→ **Extract**
--------------------

Improve sitemaps, schema, and page templates without overloading the site
XML sitemaps help search engines discover preferred URLs, but they do not force indexing. Include only useful, canonical pages that you would actually want crawled and considered. Avoid adding noindex pages, redirects, error pages, or duplicate parameter URLs unless there is a clear reason.
If your audit points to schema markup issues, check that the structured data matches the visible content. Schema can help search engines understand pages such as articles, products, local businesses, or FAQs, but it does not guarantee rich results. Also watch for duplicated schema from your theme, ecommerce plugin, and SEO plugin, because overlapping markup can create confusion.
WordPress themes and plugins sometimes influence what gets output in the page source. If a template change affects titles, canonicals, schema, or breadcrumbs, inspect the rendered HTML rather than relying only on the plugin interface. That is especially important after a theme update, child theme edit, or page builder change.
Tackle content quality, speed, mobile usability, and site-specific issues
AIOSEO audit feedback can also point to broader site health problems. Thin content, outdated pages, and weak category or tag archives can all make your site less useful. Do not delete old content automatically; review traffic, links, relevance, conversions, and whether the page can be improved or merged.
Core Web Vitals and website speed matter because they affect how users experience your pages. Largest Contentful Paint measures when the main visible content loads, Interaction to Next Paint reflects responsiveness, and Cumulative Layout Shift relates to visual stability. These metrics are influenced by hosting, caching, images, fonts, JavaScript, CSS, and third-party scripts. Test on staging before making major changes.
For ecommerce and local websites, the audit may also reveal issues around product pages, location pages, or duplicate archives. WooCommerce category pages and product pages often serve different intents, so avoid indexing every filtered or parameterised URL. Local pages should contain genuinely distinct information about services, areas, and contact details. For technical background on optimisation and site health, the WordPress optimisation documentation is a sensible reference.

--------------------

→ **Problem set**
**1)** Duplicate the SEO guidance passage, everything from "Tackle content quality, speed, mobile" down to "improved or merged.".
**2)** According to the SEO guidance passage, what does Cumulative Layout Shift relate to?
The rows that come next have nothing to do with this work.

→ **Data for review**
--------------------

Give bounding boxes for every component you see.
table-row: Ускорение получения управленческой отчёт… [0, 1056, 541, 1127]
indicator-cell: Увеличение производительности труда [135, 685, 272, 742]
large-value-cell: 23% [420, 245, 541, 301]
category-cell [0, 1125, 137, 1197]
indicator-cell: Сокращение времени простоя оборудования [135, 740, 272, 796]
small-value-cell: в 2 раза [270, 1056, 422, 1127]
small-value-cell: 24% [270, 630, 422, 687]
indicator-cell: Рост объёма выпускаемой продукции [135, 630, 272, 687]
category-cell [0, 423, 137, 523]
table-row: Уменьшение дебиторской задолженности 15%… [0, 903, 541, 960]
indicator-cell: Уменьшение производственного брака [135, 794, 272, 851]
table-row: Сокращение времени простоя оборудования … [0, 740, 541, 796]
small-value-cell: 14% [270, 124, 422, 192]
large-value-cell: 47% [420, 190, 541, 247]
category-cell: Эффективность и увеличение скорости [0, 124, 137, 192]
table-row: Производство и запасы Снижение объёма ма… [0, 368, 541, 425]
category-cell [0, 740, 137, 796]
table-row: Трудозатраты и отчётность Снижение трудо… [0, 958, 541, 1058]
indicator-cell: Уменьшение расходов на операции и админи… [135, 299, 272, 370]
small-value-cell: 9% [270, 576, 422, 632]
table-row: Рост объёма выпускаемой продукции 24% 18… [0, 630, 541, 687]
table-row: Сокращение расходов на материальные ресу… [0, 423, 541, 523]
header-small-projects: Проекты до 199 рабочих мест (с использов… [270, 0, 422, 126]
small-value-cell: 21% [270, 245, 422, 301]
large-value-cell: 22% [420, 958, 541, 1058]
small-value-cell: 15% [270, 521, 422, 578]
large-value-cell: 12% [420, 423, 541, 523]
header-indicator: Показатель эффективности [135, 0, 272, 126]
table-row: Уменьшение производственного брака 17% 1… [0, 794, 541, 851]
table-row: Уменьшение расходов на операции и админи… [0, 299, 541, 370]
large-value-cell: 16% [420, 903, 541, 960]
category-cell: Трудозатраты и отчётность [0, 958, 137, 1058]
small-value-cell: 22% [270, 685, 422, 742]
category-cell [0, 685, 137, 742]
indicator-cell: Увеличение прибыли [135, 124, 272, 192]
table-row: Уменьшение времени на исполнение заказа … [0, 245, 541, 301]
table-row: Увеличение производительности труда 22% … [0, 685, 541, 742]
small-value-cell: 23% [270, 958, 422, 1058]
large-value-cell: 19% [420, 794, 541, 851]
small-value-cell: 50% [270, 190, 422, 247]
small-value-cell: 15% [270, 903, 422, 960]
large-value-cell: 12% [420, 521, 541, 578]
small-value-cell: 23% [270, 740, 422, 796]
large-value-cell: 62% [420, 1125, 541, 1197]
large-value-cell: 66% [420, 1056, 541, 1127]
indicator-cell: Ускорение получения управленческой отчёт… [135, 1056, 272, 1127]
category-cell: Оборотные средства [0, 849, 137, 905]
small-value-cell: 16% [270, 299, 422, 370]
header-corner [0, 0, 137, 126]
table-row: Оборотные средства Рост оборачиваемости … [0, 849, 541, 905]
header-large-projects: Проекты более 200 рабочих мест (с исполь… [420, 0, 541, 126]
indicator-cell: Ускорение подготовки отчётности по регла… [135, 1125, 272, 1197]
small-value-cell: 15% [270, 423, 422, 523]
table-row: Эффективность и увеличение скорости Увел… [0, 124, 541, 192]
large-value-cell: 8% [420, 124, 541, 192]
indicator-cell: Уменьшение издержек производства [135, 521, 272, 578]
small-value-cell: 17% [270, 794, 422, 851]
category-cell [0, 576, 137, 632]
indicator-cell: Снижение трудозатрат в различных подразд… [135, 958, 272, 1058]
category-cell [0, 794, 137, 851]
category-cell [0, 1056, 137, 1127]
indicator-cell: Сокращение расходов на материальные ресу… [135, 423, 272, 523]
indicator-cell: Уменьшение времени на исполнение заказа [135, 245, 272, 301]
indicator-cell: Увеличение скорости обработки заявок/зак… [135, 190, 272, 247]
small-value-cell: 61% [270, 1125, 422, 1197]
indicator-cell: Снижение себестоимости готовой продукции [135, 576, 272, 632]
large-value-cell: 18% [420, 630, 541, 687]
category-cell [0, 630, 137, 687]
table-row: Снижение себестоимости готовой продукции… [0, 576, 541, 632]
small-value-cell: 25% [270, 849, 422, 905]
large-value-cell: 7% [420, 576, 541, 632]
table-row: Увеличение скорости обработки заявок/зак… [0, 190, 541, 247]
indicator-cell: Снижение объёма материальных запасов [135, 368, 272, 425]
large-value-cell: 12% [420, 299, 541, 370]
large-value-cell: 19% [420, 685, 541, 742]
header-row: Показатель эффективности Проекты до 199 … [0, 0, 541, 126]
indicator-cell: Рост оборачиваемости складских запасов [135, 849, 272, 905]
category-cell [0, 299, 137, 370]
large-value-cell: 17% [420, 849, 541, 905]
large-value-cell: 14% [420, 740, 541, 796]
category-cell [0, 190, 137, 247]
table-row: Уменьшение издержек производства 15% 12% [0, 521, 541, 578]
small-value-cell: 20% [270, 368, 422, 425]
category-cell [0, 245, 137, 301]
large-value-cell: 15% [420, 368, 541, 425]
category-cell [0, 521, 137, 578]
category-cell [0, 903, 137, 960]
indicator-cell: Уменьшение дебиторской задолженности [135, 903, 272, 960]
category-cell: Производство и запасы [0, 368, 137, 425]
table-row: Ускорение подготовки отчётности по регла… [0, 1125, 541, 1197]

--------------------

→ **Solutions to the exercise**
**1)**
Tackle content quality, speed, mobile usability, and site-specific issues
AIOSEO audit feedback can also point to broader site health problems. Thin content, outdated pages, and weak category or tag archives can all make your site less useful. Do not delete old content automatically; review traffic, links, relevance, conversions, and whether the page can be improved or merged.

**2)** Visual stability.